=== EXERCISE GOAL ===
Find the word "text" in the material below and gather every line that contains it.

=== TASK DATA ===
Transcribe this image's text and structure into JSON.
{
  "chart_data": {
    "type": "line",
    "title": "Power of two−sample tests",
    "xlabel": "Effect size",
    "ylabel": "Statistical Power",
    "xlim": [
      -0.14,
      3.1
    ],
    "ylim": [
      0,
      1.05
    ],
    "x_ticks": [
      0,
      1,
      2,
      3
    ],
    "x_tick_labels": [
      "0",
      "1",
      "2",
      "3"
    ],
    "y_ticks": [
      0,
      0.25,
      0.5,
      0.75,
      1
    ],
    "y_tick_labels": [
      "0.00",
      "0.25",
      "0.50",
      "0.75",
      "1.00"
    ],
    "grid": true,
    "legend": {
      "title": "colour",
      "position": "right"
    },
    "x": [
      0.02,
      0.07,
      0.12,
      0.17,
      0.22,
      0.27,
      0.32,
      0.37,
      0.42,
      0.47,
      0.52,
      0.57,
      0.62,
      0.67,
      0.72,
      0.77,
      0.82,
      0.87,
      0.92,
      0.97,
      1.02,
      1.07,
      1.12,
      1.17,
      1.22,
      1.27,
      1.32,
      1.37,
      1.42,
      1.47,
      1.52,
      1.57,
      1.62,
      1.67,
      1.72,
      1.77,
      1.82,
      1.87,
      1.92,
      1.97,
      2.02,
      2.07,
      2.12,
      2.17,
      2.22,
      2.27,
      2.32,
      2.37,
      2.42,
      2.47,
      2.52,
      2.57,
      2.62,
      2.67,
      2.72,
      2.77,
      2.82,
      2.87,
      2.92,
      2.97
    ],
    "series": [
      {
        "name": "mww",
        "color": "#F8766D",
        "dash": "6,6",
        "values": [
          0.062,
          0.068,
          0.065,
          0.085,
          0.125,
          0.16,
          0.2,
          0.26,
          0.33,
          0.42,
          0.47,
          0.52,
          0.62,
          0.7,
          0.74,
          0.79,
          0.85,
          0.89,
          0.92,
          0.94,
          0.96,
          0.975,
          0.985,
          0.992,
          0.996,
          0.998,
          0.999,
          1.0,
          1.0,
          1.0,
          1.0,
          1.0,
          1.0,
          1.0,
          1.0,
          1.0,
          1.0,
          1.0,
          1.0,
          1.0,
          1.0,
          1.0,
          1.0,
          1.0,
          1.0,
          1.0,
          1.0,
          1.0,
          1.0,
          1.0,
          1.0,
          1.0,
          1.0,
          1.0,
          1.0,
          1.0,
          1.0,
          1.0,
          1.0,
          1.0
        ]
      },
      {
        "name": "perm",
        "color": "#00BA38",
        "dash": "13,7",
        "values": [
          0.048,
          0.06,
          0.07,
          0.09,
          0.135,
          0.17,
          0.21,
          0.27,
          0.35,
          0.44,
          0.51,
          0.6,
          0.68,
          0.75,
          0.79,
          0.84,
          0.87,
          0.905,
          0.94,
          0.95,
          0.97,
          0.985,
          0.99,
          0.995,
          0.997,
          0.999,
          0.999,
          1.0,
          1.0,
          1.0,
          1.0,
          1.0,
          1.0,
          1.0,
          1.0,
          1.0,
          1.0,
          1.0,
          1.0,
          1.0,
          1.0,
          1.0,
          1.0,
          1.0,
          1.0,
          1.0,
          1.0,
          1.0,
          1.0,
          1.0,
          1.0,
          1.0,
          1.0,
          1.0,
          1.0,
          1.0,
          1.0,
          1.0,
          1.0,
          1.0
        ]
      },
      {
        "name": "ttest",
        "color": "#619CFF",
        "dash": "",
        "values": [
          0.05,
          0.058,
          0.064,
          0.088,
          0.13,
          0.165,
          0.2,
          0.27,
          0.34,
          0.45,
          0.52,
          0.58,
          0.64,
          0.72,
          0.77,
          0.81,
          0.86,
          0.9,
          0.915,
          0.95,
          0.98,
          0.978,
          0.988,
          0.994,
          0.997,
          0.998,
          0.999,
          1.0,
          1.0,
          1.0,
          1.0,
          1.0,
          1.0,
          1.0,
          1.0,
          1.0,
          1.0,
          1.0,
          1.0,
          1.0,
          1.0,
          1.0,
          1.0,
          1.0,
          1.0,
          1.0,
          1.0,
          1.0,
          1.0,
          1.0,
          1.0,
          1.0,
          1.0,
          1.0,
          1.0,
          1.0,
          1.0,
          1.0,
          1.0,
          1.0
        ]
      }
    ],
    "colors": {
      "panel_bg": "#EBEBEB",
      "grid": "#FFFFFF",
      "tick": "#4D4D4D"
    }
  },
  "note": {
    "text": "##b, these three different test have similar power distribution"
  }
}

=== THE OUTPUT ===
Transcribe this image's text and structure into JSON.
    "text": "##b, these three different test have similar power distribution"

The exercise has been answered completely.